▶ **Aim of the exercise**
Output every line below exactly.

▶ **Excerpted data**
※

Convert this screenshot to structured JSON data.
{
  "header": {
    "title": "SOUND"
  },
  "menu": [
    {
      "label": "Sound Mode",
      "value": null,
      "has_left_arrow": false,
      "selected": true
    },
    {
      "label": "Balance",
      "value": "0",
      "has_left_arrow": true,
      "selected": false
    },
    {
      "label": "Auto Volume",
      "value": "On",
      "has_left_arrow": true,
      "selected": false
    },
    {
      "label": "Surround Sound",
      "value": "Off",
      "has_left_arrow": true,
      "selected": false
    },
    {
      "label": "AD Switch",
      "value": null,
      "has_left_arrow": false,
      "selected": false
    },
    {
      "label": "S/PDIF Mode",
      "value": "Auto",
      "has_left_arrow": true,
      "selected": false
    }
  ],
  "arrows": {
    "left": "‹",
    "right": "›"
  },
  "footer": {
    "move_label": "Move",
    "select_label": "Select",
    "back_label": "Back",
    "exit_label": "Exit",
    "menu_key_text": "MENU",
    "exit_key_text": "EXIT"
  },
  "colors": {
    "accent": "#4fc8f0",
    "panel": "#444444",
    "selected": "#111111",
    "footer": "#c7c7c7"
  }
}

※

▶ **Worked answer**
Convert this screenshot to structured JSON data.
{
  "header": {
    "title": "SOUND"
  },
  "menu": [
    {
      "label": "Sound Mode",
      "value": null,
      "has_left_arrow": false,
      "selected": true
    },
    {
      "label": "Balance",
      "value": "0",
      "has_left_arrow": true,
      "selected": false
    },
    {
      "label": "Auto Volume",
      "value": "On",
      "has_left_arrow": true,
      "selected": false
    },
    {
      "label": "Surround Sound",
      "value": "Off",
      "has_left_arrow": true,
      "selected": false
    },
    {
      "label": "AD Switch",
      "value": null,
      "has_left_arrow": false,
      "selected": false
    },
    {
      "label": "S/PDIF Mode",
      "value": "Auto",
      "has_left_arrow": true,
      "selected": false
    }
  ],
  "arrows": {
    "left": "‹",
    "right": "›"
  },
  "footer": {
    "move_label": "Move",
    "select_label": "Select",
    "back_label": "Back",
    "exit_label": "Exit",
    "menu_key_text": "MENU",
    "exit_key_text": "EXIT"
  },
  "colors": {
    "accent": "#4fc8f0",
    "panel": "#444444",
    "selected": "#111111",
    "footer": "#c7c7c7"
  }
}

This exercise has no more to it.